Problem details: Scan the listing beneath this sentence. Report each line with the word "motsvarar".
***
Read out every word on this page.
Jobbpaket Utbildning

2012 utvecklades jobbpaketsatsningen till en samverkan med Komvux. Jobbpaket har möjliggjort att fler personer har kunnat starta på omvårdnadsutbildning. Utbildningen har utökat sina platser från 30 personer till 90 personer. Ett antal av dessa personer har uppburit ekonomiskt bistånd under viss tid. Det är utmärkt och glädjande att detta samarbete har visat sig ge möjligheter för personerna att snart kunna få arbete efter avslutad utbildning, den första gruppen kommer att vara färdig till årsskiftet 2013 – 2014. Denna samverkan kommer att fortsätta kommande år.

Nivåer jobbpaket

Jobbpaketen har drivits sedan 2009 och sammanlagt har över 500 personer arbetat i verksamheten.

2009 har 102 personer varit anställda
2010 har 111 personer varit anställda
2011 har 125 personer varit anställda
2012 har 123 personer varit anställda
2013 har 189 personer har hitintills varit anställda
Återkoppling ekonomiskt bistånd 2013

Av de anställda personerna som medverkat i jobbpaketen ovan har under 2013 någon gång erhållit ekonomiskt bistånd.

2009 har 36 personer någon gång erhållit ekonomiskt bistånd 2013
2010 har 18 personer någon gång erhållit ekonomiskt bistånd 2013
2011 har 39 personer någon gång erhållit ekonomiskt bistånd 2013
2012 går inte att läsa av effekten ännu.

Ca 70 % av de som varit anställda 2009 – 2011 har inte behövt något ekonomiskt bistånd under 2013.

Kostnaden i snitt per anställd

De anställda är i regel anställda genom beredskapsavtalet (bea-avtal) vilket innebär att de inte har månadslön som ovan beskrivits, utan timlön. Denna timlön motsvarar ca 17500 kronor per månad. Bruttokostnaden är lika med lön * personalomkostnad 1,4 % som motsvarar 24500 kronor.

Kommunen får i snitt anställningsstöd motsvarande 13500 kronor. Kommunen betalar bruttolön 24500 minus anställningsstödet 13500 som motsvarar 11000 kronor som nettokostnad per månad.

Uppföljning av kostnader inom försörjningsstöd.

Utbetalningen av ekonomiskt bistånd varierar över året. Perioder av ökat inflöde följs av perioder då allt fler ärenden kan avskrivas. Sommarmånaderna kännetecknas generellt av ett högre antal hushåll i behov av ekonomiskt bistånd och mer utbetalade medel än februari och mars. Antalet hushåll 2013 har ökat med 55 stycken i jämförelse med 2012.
***
Written reply:
De anställda är i regel anställda genom beredskapsavtalet (bea-avtal) vilket innebär att de inte har månadslön som ovan beskrivits, utan timlön. Denna timlön motsvarar ca 17500 kronor per månad. Bruttokostnaden är lika med lön * personalomkostnad 1,4 % som motsvarar 24500 kronor.
Kommunen får i snitt anställningsstöd motsvarande 13500 kronor. Kommunen betalar bruttolön 24500 minus anställningsstödet 13500 som motsvarar 11000 kronor som nettokostnad per månad.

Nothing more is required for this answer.